Given task: Quote the records beneath, complete and exact. Leave out images.

Dataset excerpts
#####

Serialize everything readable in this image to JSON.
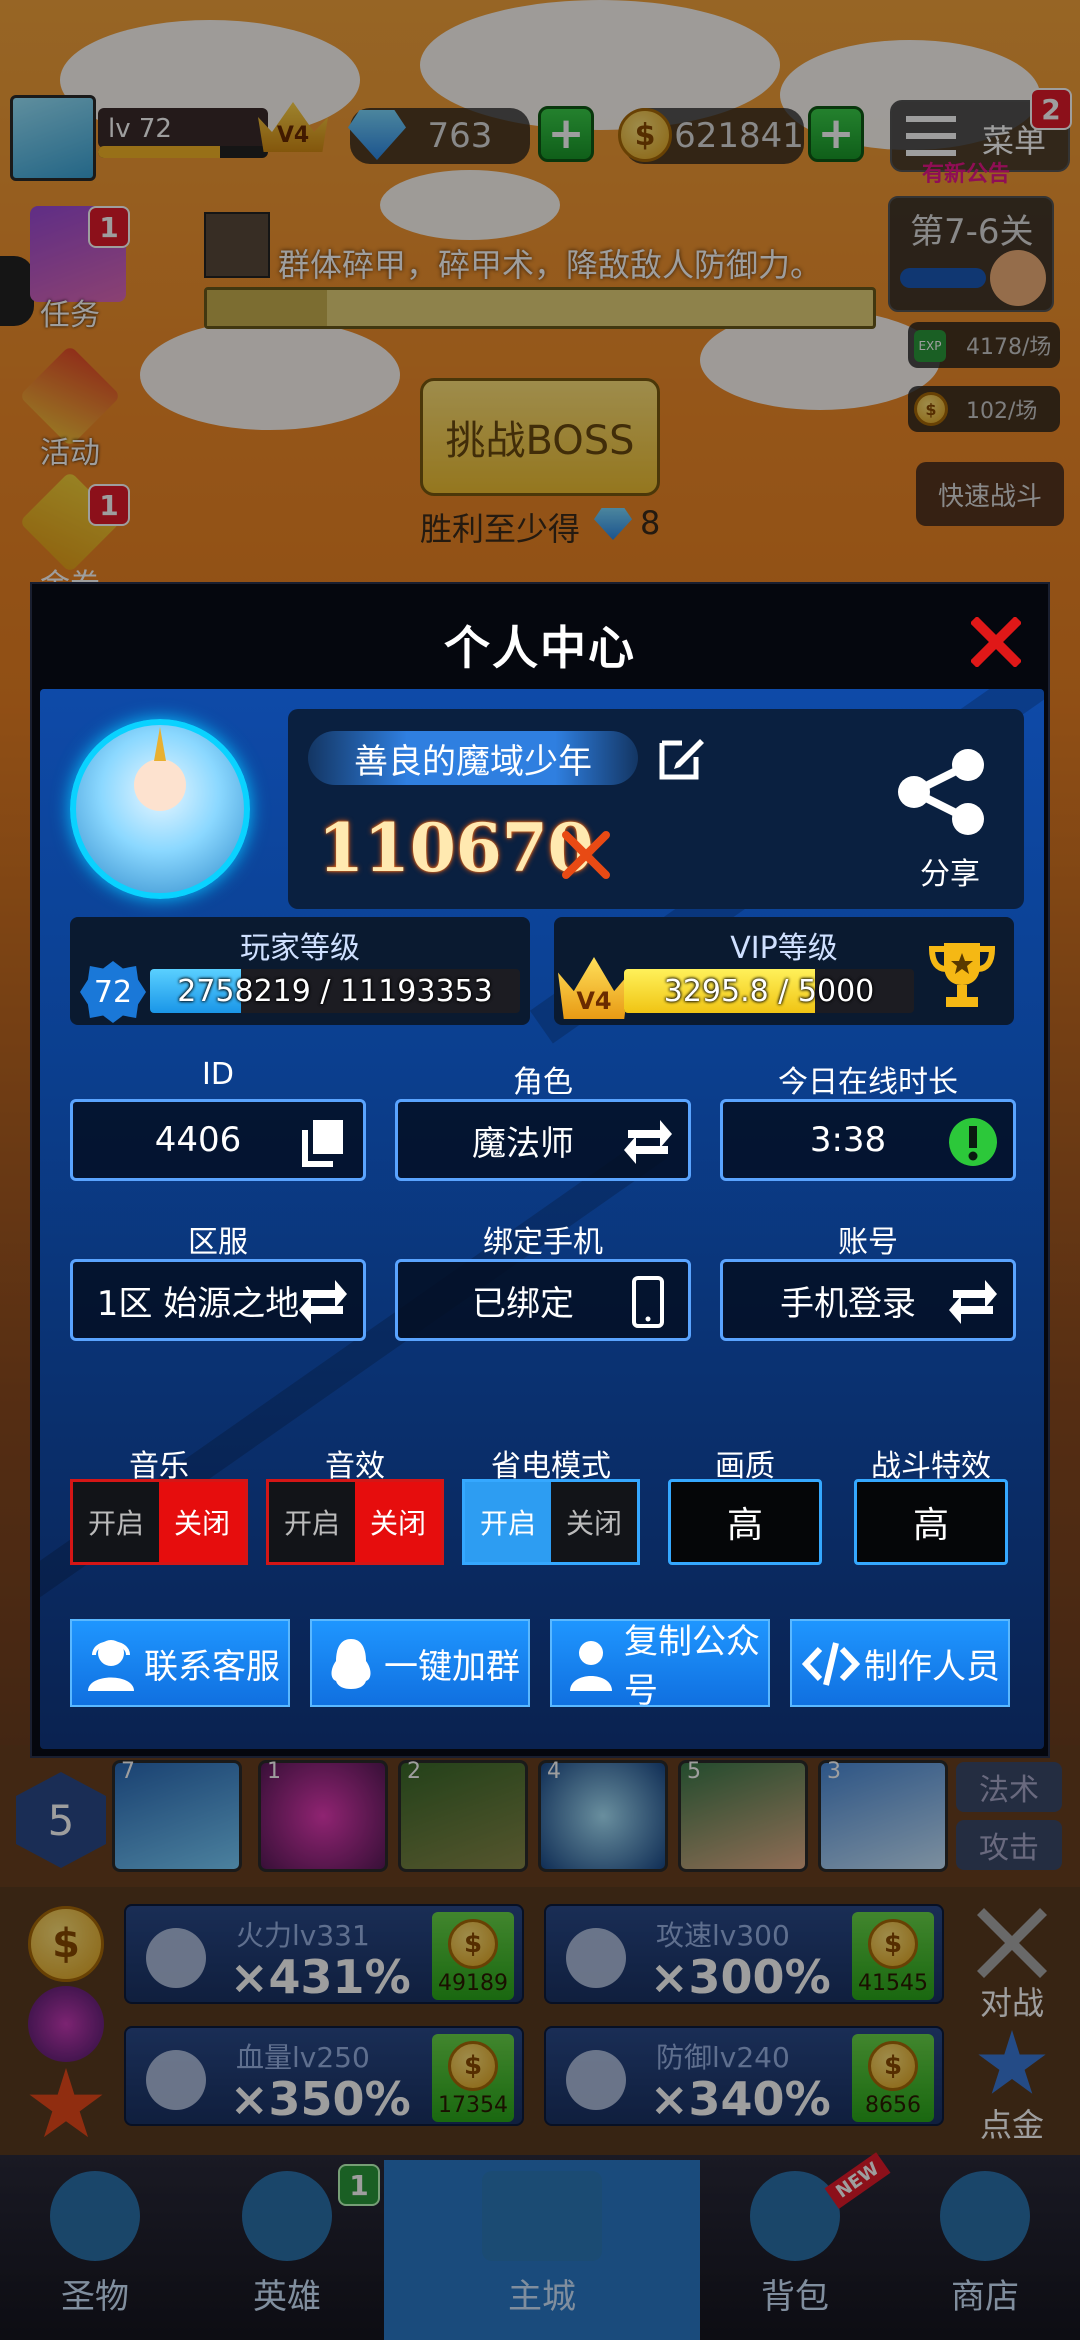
{
  "hud": {
    "level": "lv 72",
    "vip": "V4",
    "gems": "763",
    "coins": "621841",
    "menu_label": "菜单",
    "menu_badge": "2",
    "notice_label": "有新公告",
    "stage": "第7-6关",
    "exp_rate": "4178/场",
    "coin_rate": "102/场",
    "quick_battle": "快速战斗"
  },
  "left_menu": {
    "quest_badge": "1",
    "quest_label": "任务",
    "event_label": "活动",
    "ticket_badge": "1",
    "ticket_label": "金卷"
  },
  "boss": {
    "quest_text": "群体碎甲，碎甲术，降敌敌人防御力。",
    "button": "挑战BOSS",
    "reward_text": "胜利至少得",
    "reward_value": "8"
  },
  "modal": {
    "title": "个人中心",
    "player_name": "善良的魔域少年",
    "power": "110670",
    "share_label": "分享",
    "player_level": {
      "title": "玩家等级",
      "level": "72",
      "progress_text": "2758219 / 11193353",
      "progress": 0.2464
    },
    "vip_level": {
      "title": "VIP等级",
      "level": "V4",
      "progress_text": "3295.8 / 5000",
      "progress": 0.6592
    },
    "fields": [
      {
        "label": "ID",
        "value": "4406",
        "icon": "copy-icon"
      },
      {
        "label": "角色",
        "value": "魔法师",
        "icon": "swap-icon"
      },
      {
        "label": "今日在线时长",
        "value": "3:38",
        "icon": "alert-icon"
      },
      {
        "label": "区服",
        "value": "1区 始源之地",
        "icon": "swap-icon"
      },
      {
        "label": "绑定手机",
        "value": "已绑定",
        "icon": "phone-icon"
      },
      {
        "label": "账号",
        "value": "手机登录",
        "icon": "swap-icon"
      }
    ],
    "toggles": [
      {
        "label": "音乐",
        "on": "开启",
        "off": "关闭",
        "state": "off"
      },
      {
        "label": "音效",
        "on": "开启",
        "off": "关闭",
        "state": "off"
      },
      {
        "label": "省电模式",
        "on": "开启",
        "off": "关闭",
        "state": "on"
      }
    ],
    "quality": [
      {
        "label": "画质",
        "value": "高"
      },
      {
        "label": "战斗特效",
        "value": "高"
      }
    ],
    "buttons": [
      {
        "label": "联系客服",
        "icon": "support-agent-icon"
      },
      {
        "label": "一键加群",
        "icon": "qq-penguin-icon"
      },
      {
        "label": "复制公众号",
        "icon": "user-icon"
      },
      {
        "label": "制作人员",
        "icon": "code-icon"
      }
    ]
  },
  "skills": {
    "counts": [
      "7",
      "1",
      "2",
      "4",
      "5",
      "3"
    ],
    "slot_level": "5",
    "magic_tab": "法术",
    "attack_tab": "攻击"
  },
  "upgrades": [
    {
      "name": "火力lv331",
      "mult": "×431%",
      "cost": "49189"
    },
    {
      "name": "攻速lv300",
      "mult": "×300%",
      "cost": "41545"
    },
    {
      "name": "血量lv250",
      "mult": "×350%",
      "cost": "17354"
    },
    {
      "name": "防御lv240",
      "mult": "×340%",
      "cost": "8656"
    }
  ],
  "side_actions": {
    "battle": "对战",
    "gold": "点金"
  },
  "tabs": [
    {
      "label": "圣物"
    },
    {
      "label": "英雄",
      "badge": "1"
    },
    {
      "label": "主城"
    },
    {
      "label": "背包",
      "tag": "NEW"
    },
    {
      "label": "商店"
    }
  ],
  "colors": {
    "accent_blue": "#1f96ff",
    "toggle_off_red": "#e60d0d",
    "close_red": "#e01818",
    "vip_gold": "#ffd21a"
  }
}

#####

Solution to this problem:
Serialize everything readable in this image to JSON.
{
  "hud": {
    "level": "lv 72",
    "vip": "V4",
    "gems": "763",
    "coins": "621841",
    "menu_label": "菜单",
    "menu_badge": "2",
    "notice_label": "有新公告",
    "stage": "第7-6关",
    "exp_rate": "4178/场",
    "coin_rate": "102/场",
    "quick_battle": "快速战斗"
  },
  "left_menu": {
    "quest_badge": "1",
    "quest_label": "任务",
    "event_label": "活动",
    "ticket_badge": "1",
    "ticket_label": "金卷"
  },
  "boss": {
    "quest_text": "群体碎甲，碎甲术，降敌敌人防御力。",
    "button": "挑战BOSS",
    "reward_text": "胜利至少得",
    "reward_value": "8"
  },
  "modal": {
    "title": "个人中心",
    "player_name": "善良的魔域少年",
    "power": "110670",
    "share_label": "分享",
    "player_level": {
      "title": "玩家等级",
      "level": "72",
      "progress_text": "2758219 / 11193353",
      "progress": 0.2464
    },
    "vip_level": {
      "title": "VIP等级",
      "level": "V4",
      "progress_text": "3295.8 / 5000",
      "progress": 0.6592
    },
    "fields": [
      {
        "label": "ID",
        "value": "4406",
        "icon": "copy-icon"
      },
      {
        "label": "角色",
        "value": "魔法师",
        "icon": "swap-icon"
      },
      {
        "label": "今日在线时长",
        "value": "3:38",
        "icon": "alert-icon"
      },
      {
        "label": "区服",
        "value": "1区 始源之地",
        "icon": "swap-icon"
      },
      {
        "label": "绑定手机",
        "value": "已绑定",
        "icon": "phone-icon"
      },
      {
        "label": "账号",
        "value": "手机登录",
        "icon": "swap-icon"
      }
    ],
    "toggles": [
      {
        "label": "音乐",
        "on": "开启",
        "off": "关闭",
        "state": "off"
      },
      {
        "label": "音效",
        "on": "开启",
        "off": "关闭",
        "state": "off"
      },
      {
        "label": "省电模式",
        "on": "开启",
        "off": "关闭",
        "state": "on"
      }
    ],
    "quality": [
      {
        "label": "画质",
        "value": "高"
      },
      {
        "label": "战斗特效",
        "value": "高"
      }
    ],
    "buttons": [
      {
        "label": "联系客服",
        "icon": "support-agent-icon"
      },
      {
        "label": "一键加群",
        "icon": "qq-penguin-icon"
      },
      {
        "label": "复制公众号",
        "icon": "user-icon"
      },
      {
        "label": "制作人员",
        "icon": "code-icon"
      }
    ]
  },
  "skills": {
    "counts": [
      "7",
      "1",
      "2",
      "4",
      "5",
      "3"
    ],
    "slot_level": "5",
    "magic_tab": "法术",
    "attack_tab": "攻击"
  },
  "upgrades": [
    {
      "name": "火力lv331",
      "mult": "×431%",
      "cost": "49189"
    },
    {
      "name": "攻速lv300",
      "mult": "×300%",
      "cost": "41545"
    },
    {
      "name": "血量lv250",
      "mult": "×350%",
      "cost": "17354"
    },
    {
      "name": "防御lv240",
      "mult": "×340%",
      "cost": "8656"
    }
  ],
  "side_actions": {
    "battle": "对战",
    "gold": "点金"
  },
  "tabs": [
    {
      "label": "圣物"
    },
    {
      "label": "英雄",
      "badge": "1"
    },
    {
      "label": "主城"
    },
    {
      "label": "背包",
      "tag": "NEW"
    },
    {
      "label": "商店"
    }
  ],
  "colors": {
    "accent_blue": "#1f96ff",
    "toggle_off_red": "#e60d0d",
    "close_red": "#e01818",
    "vip_gold": "#ffd21a"
  }
}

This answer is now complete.